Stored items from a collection
┌────────

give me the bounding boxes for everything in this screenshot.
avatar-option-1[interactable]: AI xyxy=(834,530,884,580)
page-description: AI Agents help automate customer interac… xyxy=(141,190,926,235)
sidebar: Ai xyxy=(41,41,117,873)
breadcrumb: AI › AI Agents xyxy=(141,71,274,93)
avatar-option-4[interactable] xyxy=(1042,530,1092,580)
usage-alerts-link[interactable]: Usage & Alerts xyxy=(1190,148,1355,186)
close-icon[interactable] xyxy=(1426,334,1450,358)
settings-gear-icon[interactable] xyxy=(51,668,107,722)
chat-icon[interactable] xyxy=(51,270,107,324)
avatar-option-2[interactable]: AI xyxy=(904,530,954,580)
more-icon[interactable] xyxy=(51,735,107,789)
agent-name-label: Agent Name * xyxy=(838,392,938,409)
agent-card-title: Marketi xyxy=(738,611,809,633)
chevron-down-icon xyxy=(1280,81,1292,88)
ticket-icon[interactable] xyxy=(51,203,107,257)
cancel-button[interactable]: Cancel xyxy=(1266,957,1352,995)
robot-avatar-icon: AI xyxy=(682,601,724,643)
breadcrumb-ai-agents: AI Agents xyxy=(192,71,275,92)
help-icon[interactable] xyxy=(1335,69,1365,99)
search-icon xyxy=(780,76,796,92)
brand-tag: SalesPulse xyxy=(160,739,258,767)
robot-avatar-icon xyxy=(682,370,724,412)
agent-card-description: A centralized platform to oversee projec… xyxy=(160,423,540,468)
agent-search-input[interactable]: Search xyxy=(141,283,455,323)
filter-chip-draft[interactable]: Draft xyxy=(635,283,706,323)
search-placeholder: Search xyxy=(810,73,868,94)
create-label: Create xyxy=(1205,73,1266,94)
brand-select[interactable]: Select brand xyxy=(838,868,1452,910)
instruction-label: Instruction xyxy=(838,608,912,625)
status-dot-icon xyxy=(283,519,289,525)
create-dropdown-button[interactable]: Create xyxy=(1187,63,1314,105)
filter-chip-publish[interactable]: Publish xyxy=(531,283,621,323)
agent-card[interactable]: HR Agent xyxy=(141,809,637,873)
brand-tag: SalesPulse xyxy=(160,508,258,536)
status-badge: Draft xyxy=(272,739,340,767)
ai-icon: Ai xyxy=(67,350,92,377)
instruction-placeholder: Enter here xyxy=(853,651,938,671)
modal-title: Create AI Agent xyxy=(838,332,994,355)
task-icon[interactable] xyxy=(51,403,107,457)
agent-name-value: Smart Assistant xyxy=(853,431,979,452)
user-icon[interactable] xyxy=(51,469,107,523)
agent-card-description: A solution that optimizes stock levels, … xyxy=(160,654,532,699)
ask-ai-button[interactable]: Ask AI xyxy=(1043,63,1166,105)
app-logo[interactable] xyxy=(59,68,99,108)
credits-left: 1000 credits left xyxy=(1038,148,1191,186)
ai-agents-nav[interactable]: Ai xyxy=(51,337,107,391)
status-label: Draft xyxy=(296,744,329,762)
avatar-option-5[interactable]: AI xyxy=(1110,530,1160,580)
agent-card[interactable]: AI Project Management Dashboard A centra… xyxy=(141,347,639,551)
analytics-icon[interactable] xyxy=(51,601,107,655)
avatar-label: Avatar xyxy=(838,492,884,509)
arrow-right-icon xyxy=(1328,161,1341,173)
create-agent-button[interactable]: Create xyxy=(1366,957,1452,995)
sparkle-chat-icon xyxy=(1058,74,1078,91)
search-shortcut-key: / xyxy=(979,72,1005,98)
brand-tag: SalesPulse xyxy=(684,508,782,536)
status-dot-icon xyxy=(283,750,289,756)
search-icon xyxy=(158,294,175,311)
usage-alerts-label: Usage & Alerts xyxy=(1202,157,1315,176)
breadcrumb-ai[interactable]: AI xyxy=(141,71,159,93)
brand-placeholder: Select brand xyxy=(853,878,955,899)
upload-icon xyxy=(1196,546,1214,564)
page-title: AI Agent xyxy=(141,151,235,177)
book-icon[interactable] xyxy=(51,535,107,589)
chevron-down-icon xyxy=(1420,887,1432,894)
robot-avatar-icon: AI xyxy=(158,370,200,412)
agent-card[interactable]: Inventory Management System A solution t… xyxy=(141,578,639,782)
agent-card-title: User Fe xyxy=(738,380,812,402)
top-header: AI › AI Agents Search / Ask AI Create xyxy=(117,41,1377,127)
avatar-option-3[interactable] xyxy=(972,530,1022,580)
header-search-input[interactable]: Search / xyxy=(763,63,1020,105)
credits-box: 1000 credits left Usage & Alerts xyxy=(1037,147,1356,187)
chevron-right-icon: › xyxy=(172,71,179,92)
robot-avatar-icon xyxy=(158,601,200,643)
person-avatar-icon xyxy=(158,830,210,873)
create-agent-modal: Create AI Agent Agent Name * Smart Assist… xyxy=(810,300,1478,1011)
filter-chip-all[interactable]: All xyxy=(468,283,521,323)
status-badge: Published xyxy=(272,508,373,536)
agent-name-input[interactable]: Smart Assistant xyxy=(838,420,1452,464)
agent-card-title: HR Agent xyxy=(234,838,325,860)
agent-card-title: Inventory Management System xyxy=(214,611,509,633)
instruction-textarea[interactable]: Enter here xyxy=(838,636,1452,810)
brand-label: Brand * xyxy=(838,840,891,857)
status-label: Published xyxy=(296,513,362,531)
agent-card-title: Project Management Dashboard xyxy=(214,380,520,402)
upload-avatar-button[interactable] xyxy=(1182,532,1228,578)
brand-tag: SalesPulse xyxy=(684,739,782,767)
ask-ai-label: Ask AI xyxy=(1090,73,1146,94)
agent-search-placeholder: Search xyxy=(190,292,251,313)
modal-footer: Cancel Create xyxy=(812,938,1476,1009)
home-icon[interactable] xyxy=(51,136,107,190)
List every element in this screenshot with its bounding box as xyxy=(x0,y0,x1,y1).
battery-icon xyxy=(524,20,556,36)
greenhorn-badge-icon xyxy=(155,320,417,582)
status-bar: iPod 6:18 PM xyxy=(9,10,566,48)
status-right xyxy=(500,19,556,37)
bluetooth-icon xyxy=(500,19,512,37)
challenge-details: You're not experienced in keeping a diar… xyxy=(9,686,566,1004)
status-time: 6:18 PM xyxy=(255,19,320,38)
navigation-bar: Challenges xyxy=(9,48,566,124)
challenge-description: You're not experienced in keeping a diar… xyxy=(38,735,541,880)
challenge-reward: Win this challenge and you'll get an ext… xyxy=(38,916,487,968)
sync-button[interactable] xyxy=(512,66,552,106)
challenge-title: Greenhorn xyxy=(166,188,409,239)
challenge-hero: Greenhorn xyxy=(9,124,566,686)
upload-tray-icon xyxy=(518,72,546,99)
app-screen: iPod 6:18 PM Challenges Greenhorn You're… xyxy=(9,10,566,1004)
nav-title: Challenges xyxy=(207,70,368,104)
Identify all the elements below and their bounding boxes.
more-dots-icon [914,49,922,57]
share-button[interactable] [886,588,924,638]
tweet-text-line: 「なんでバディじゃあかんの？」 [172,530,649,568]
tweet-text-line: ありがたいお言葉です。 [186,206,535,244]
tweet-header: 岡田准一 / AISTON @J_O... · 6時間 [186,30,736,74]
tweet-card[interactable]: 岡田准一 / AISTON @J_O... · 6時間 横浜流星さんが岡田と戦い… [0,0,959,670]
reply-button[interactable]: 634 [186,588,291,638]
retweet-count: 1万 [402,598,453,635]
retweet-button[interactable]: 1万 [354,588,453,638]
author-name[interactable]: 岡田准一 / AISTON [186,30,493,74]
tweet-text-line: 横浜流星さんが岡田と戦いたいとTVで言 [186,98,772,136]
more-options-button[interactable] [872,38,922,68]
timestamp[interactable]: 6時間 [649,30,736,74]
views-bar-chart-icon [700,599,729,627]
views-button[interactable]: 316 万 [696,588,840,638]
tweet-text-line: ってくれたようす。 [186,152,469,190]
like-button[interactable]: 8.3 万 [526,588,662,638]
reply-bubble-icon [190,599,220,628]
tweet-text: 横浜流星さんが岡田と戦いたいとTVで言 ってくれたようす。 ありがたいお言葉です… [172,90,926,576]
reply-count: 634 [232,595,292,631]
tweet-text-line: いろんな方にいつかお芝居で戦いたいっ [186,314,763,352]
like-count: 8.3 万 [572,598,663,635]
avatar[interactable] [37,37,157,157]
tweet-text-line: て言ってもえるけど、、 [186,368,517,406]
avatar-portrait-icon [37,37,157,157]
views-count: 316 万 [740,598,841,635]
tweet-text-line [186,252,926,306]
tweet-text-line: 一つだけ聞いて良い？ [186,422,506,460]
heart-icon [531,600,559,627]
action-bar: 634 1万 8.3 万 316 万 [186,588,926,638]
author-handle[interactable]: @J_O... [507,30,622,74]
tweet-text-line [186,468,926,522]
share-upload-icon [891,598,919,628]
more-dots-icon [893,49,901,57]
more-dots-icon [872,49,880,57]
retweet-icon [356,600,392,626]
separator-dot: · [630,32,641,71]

└────────

● Set task
Repeat the records word for word, beginning with their first line and stopping after the line that contains "help-icon[interactable] xyxy=(1335,69,1365,99)".

● Reply to the task
give me the bounding boxes for everything in this screenshot.
avatar-option-1[interactable]: AI xyxy=(834,530,884,580)
page-description: AI Agents help automate customer interac… xyxy=(141,190,926,235)
sidebar: Ai xyxy=(41,41,117,873)
breadcrumb: AI › AI Agents xyxy=(141,71,274,93)
avatar-option-4[interactable] xyxy=(1042,530,1092,580)
usage-alerts-link[interactable]: Usage & Alerts xyxy=(1190,148,1355,186)
close-icon[interactable] xyxy=(1426,334,1450,358)
settings-gear-icon[interactable] xyxy=(51,668,107,722)
chat-icon[interactable] xyxy=(51,270,107,324)
avatar-option-2[interactable]: AI xyxy=(904,530,954,580)
more-icon[interactable] xyxy=(51,735,107,789)
agent-name-label: Agent Name * xyxy=(838,392,938,409)
agent-card-title: Marketi xyxy=(738,611,809,633)
chevron-down-icon xyxy=(1280,81,1292,88)
ticket-icon[interactable] xyxy=(51,203,107,257)
cancel-button[interactable]: Cancel xyxy=(1266,957,1352,995)
robot-avatar-icon: AI xyxy=(682,601,724,643)
breadcrumb-ai-agents: AI Agents xyxy=(192,71,275,92)
help-icon[interactable] xyxy=(1335,69,1365,99)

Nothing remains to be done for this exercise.